Parts of the exercise
A. From the TV repair forum thread, copy the passage starting at "I could not" and ending at "at the neck.".
B. In the TV repair forum thread, what is said to be wrong with the 32 inch Sharp TV?

Quoted passage
:::::

That 32" set could have any number of problems. You might get lucky and it only be loose connections.

MRX37
03-27-2009, 11:51 AM
Can you tell if the CRT filament is lit in the 25" one? I've seen that problem many times in TV's over the years.



I could not see a glow from the CRT element on the 25 inch TV. I gave the CRT enough time to warm up. Then after I shut it iff, I touched the neck with my finger and it was still cold. So I assume the guns aren't getting power.

MRX37
03-27-2009, 01:28 PM
Forget about the 32 inch sharp TV. The CRT is broken at the neck.

radiotvnut
03-27-2009, 01:33 PM
It seems like we're both having the same bad luck with TV's lately. With me, it's always the nice, big sets that I could get some decent $ for that end up costing too much to fix or they are a dog to fix. Let me bring home some mid '80's goldstar with 30 cigarette burns on the case and I'll have it fixed in ten minutes out of my junk. Of course, no one wants something like that because it's NOT MODERN ENOUGH LOOKING!

MRX37
03-27-2009, 02:10 PM
Yeah. Well, the 25 inch one I can get a bit of cash for, if I can figure out why the CRT element isn't lighting. You said you've seen this problem before... I tried reseating the neck board and the connections that plug into it.

:::::

[Records of labeled boxes]

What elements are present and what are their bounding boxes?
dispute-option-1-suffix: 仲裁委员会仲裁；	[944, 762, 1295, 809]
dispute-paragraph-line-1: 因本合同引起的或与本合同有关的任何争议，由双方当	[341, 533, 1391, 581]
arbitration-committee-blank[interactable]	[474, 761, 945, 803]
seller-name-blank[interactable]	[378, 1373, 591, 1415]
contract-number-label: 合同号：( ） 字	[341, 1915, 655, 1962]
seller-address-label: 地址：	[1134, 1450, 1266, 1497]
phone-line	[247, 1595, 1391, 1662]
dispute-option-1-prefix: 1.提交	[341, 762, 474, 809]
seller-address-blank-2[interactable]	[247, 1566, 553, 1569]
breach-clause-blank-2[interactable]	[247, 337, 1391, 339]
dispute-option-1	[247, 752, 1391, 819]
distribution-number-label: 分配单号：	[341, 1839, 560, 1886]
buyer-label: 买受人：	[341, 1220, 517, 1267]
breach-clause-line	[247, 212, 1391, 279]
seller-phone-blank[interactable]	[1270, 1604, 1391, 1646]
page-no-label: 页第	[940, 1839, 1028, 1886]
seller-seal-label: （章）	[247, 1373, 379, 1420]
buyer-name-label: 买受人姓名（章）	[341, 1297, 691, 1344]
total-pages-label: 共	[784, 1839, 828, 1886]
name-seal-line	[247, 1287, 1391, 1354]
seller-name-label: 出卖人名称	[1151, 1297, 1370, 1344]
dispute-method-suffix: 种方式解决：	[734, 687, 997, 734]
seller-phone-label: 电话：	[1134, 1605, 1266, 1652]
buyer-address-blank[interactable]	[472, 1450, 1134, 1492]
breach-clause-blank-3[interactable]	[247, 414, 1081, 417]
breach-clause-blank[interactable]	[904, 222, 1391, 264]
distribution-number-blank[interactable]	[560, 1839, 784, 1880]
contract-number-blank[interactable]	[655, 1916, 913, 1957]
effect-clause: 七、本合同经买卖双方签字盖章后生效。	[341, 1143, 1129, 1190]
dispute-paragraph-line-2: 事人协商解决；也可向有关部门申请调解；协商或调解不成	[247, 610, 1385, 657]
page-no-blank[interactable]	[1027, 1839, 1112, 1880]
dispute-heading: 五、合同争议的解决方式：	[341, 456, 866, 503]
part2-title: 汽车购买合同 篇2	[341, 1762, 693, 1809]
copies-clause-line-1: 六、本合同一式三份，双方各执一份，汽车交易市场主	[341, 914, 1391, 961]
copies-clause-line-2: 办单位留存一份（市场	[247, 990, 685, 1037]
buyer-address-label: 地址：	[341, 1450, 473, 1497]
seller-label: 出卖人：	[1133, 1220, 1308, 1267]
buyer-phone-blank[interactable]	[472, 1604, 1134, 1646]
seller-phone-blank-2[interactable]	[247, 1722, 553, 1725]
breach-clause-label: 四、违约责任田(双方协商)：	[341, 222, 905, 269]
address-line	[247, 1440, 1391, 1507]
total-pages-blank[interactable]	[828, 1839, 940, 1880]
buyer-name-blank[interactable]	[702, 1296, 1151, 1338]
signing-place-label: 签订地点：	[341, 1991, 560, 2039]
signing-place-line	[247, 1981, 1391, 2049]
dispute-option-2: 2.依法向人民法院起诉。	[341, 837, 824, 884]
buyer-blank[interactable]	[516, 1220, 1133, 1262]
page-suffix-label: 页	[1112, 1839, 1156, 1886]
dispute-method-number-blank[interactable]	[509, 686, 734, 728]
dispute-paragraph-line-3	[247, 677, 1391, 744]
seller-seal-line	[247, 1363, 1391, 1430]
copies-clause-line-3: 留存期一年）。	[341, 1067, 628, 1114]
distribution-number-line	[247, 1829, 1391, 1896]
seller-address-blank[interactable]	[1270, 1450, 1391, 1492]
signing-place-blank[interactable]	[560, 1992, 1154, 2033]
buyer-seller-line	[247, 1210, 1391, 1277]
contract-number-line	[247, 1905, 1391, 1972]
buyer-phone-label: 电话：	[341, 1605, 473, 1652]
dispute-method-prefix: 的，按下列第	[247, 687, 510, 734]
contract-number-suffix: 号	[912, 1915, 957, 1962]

:::::

Exercise results
A.
I could not see a glow from the CRT element on the 25 inch TV. I gave the CRT enough time to warm up. Then after I shut it iff, I touched the neck with my finger and it was still cold. So I assume the guns aren't getting power.

MRX37
03-27-2009, 01:28 PM
Forget about the 32 inch sharp TV. The CRT is broken at the neck.

B. Its CRT is broken at the neck.